* [Task to carry out]: Can you copy every one of the records below, character for character, with nothing changed?

— Begin Data for this exercise —

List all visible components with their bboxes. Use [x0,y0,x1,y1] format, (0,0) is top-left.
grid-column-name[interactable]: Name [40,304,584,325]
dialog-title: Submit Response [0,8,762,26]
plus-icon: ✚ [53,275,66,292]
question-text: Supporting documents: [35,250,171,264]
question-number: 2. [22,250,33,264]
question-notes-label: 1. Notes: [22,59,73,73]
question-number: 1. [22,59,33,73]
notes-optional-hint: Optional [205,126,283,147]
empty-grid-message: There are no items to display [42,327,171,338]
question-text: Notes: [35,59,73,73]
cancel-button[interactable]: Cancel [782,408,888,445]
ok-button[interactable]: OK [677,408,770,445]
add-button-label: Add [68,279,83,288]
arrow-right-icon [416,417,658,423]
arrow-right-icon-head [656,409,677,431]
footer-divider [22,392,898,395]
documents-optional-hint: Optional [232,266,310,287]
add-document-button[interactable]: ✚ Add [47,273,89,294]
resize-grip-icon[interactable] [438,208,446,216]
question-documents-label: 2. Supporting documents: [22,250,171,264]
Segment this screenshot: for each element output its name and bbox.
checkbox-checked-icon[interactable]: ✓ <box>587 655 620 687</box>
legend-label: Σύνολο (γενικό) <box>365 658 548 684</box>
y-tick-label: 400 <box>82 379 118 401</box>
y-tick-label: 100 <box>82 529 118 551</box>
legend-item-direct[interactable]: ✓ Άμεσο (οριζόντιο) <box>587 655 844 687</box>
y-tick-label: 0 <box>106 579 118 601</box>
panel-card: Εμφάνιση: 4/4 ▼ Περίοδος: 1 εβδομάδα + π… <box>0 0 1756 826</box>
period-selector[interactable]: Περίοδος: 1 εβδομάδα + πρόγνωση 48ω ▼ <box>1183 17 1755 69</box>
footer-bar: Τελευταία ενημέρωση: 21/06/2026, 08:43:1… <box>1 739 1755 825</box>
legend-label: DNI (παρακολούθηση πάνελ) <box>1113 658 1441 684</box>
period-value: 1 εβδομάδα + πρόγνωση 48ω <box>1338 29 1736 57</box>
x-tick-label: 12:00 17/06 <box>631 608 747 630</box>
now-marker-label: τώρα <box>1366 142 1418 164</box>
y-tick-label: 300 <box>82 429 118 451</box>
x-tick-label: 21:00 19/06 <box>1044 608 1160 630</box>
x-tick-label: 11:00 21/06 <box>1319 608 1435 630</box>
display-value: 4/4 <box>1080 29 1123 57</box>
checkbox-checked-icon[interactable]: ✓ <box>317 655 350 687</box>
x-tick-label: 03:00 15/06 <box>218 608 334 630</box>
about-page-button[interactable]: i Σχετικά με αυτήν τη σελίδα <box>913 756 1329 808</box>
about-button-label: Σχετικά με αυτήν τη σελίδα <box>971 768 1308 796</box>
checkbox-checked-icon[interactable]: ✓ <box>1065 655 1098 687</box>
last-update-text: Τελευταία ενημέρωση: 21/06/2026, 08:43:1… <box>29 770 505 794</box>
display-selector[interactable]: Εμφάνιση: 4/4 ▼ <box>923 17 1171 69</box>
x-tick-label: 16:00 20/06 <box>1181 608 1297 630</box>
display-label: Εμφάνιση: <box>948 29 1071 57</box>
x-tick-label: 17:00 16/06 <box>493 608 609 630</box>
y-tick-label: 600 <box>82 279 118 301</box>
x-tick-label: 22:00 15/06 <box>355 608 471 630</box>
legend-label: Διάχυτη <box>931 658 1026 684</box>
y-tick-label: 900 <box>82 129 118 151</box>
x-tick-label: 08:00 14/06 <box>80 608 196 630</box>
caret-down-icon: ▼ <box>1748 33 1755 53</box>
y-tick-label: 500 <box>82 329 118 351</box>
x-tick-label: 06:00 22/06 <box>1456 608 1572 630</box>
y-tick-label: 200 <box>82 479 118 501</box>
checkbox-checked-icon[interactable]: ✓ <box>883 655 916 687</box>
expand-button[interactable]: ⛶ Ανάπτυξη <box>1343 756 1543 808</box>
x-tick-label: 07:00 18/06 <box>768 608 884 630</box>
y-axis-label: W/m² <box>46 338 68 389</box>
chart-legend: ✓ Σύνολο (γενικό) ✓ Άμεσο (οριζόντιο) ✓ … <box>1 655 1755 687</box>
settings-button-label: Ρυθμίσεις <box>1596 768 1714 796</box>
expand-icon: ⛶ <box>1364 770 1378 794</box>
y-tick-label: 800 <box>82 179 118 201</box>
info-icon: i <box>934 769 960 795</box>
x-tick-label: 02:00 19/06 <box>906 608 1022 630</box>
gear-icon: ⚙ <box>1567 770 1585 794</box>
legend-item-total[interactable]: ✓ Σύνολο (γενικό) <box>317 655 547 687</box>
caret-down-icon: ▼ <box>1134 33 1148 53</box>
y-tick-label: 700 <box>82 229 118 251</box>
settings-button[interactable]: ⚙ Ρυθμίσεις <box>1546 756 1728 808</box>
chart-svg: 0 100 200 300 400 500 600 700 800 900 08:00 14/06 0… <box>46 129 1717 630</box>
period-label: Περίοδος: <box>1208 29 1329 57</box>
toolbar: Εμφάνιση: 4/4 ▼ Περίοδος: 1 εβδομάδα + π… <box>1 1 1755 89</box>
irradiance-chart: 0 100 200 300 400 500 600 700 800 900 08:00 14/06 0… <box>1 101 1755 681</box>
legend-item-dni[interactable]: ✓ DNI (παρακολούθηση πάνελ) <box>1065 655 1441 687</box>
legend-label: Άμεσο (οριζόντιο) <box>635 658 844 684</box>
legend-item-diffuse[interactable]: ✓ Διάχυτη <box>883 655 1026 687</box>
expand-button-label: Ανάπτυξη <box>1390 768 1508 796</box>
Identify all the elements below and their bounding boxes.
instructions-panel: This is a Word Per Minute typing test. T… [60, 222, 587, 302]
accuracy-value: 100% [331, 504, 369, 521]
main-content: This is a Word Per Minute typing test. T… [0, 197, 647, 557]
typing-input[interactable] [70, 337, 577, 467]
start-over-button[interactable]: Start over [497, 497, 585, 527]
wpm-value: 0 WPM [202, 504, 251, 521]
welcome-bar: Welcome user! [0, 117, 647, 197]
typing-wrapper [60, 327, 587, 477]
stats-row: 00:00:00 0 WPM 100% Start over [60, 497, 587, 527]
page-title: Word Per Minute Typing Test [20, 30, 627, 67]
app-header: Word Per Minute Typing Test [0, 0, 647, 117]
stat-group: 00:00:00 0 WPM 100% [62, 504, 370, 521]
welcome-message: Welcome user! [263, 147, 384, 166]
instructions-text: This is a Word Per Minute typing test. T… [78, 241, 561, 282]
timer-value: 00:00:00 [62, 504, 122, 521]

— End Data for this exercise —

* [Answer below]:
List all visible components with their bboxes. Use [x0,y0,x1,y1] format, (0,0) is top-left.
grid-column-name[interactable]: Name [40,304,584,325]
dialog-title: Submit Response [0,8,762,26]
plus-icon: ✚ [53,275,66,292]
question-text: Supporting documents: [35,250,171,264]
question-number: 2. [22,250,33,264]
question-notes-label: 1. Notes: [22,59,73,73]
question-number: 1. [22,59,33,73]
notes-optional-hint: Optional [205,126,283,147]
empty-grid-message: There are no items to display [42,327,171,338]
question-text: Notes: [35,59,73,73]
cancel-button[interactable]: Cancel [782,408,888,445]
ok-button[interactable]: OK [677,408,770,445]
add-button-label: Add [68,279,83,288]
arrow-right-icon [416,417,658,423]
arrow-right-icon-head [656,409,677,431]
footer-divider [22,392,898,395]
documents-optional-hint: Optional [232,266,310,287]
add-document-button[interactable]: ✚ Add [47,273,89,294]
resize-grip-icon[interactable] [438,208,446,216]
question-documents-label: 2. Supporting documents: [22,250,171,264]
Segment this screenshot: for each element output its name and bbox.
checkbox-checked-icon[interactable]: ✓ <box>587 655 620 687</box>
legend-label: Σύνολο (γενικό) <box>365 658 548 684</box>
y-tick-label: 400 <box>82 379 118 401</box>
y-tick-label: 100 <box>82 529 118 551</box>
legend-item-direct[interactable]: ✓ Άμεσο (οριζόντιο) <box>587 655 844 687</box>
y-tick-label: 0 <box>106 579 118 601</box>
panel-card: Εμφάνιση: 4/4 ▼ Περίοδος: 1 εβδομάδα + π… <box>0 0 1756 826</box>
period-selector[interactable]: Περίοδος: 1 εβδομάδα + πρόγνωση 48ω ▼ <box>1183 17 1755 69</box>
footer-bar: Τελευταία ενημέρωση: 21/06/2026, 08:43:1… <box>1 739 1755 825</box>
legend-label: DNI (παρακολούθηση πάνελ) <box>1113 658 1441 684</box>
period-value: 1 εβδομάδα + πρόγνωση 48ω <box>1338 29 1736 57</box>
x-tick-label: 12:00 17/06 <box>631 608 747 630</box>
now-marker-label: τώρα <box>1366 142 1418 164</box>
y-tick-label: 300 <box>82 429 118 451</box>
x-tick-label: 21:00 19/06 <box>1044 608 1160 630</box>
x-tick-label: 11:00 21/06 <box>1319 608 1435 630</box>
display-value: 4/4 <box>1080 29 1123 57</box>
checkbox-checked-icon[interactable]: ✓ <box>317 655 350 687</box>
x-tick-label: 03:00 15/06 <box>218 608 334 630</box>
about-page-button[interactable]: i Σχετικά με αυτήν τη σελίδα <box>913 756 1329 808</box>
about-button-label: Σχετικά με αυτήν τη σελίδα <box>971 768 1308 796</box>
checkbox-checked-icon[interactable]: ✓ <box>1065 655 1098 687</box>
last-update-text: Τελευταία ενημέρωση: 21/06/2026, 08:43:1… <box>29 770 505 794</box>
display-selector[interactable]: Εμφάνιση: 4/4 ▼ <box>923 17 1171 69</box>
x-tick-label: 16:00 20/06 <box>1181 608 1297 630</box>
display-label: Εμφάνιση: <box>948 29 1071 57</box>
x-tick-label: 17:00 16/06 <box>493 608 609 630</box>
y-tick-label: 600 <box>82 279 118 301</box>
x-tick-label: 22:00 15/06 <box>355 608 471 630</box>
legend-label: Διάχυτη <box>931 658 1026 684</box>
y-tick-label: 900 <box>82 129 118 151</box>
x-tick-label: 08:00 14/06 <box>80 608 196 630</box>
caret-down-icon: ▼ <box>1748 33 1755 53</box>
y-tick-label: 500 <box>82 329 118 351</box>
x-tick-label: 06:00 22/06 <box>1456 608 1572 630</box>
y-tick-label: 200 <box>82 479 118 501</box>
checkbox-checked-icon[interactable]: ✓ <box>883 655 916 687</box>
expand-button[interactable]: ⛶ Ανάπτυξη <box>1343 756 1543 808</box>
x-tick-label: 07:00 18/06 <box>768 608 884 630</box>
y-axis-label: W/m² <box>46 338 68 389</box>
chart-legend: ✓ Σύνολο (γενικό) ✓ Άμεσο (οριζόντιο) ✓ … <box>1 655 1755 687</box>
settings-button-label: Ρυθμίσεις <box>1596 768 1714 796</box>
expand-icon: ⛶ <box>1364 770 1378 794</box>
y-tick-label: 800 <box>82 179 118 201</box>
info-icon: i <box>934 769 960 795</box>
x-tick-label: 02:00 19/06 <box>906 608 1022 630</box>
gear-icon: ⚙ <box>1567 770 1585 794</box>
legend-item-total[interactable]: ✓ Σύνολο (γενικό) <box>317 655 547 687</box>
caret-down-icon: ▼ <box>1134 33 1148 53</box>
y-tick-label: 700 <box>82 229 118 251</box>
settings-button[interactable]: ⚙ Ρυθμίσεις <box>1546 756 1728 808</box>
chart-svg: 0 100 200 300 400 500 600 700 800 900 08:00 14/06 0… <box>46 129 1717 630</box>
period-label: Περίοδος: <box>1208 29 1329 57</box>
toolbar: Εμφάνιση: 4/4 ▼ Περίοδος: 1 εβδομάδα + π… <box>1 1 1755 89</box>
irradiance-chart: 0 100 200 300 400 500 600 700 800 900 08:00 14/06 0… <box>1 101 1755 681</box>
legend-item-dni[interactable]: ✓ DNI (παρακολούθηση πάνελ) <box>1065 655 1441 687</box>
legend-label: Άμεσο (οριζόντιο) <box>635 658 844 684</box>
legend-item-diffuse[interactable]: ✓ Διάχυτη <box>883 655 1026 687</box>
expand-button-label: Ανάπτυξη <box>1390 768 1508 796</box>
Identify all the elements below and their bounding boxes.
instructions-panel: This is a Word Per Minute typing test. T… [60, 222, 587, 302]
accuracy-value: 100% [331, 504, 369, 521]
main-content: This is a Word Per Minute typing test. T… [0, 197, 647, 557]
typing-input[interactable] [70, 337, 577, 467]
start-over-button[interactable]: Start over [497, 497, 585, 527]
wpm-value: 0 WPM [202, 504, 251, 521]
welcome-bar: Welcome user! [0, 117, 647, 197]
typing-wrapper [60, 327, 587, 477]
stats-row: 00:00:00 0 WPM 100% Start over [60, 497, 587, 527]
page-title: Word Per Minute Typing Test [20, 30, 627, 67]
app-header: Word Per Minute Typing Test [0, 0, 647, 117]
stat-group: 00:00:00 0 WPM 100% [62, 504, 370, 521]
welcome-message: Welcome user! [263, 147, 384, 166]
instructions-text: This is a Word Per Minute typing test. T… [78, 241, 561, 282]
timer-value: 00:00:00 [62, 504, 122, 521]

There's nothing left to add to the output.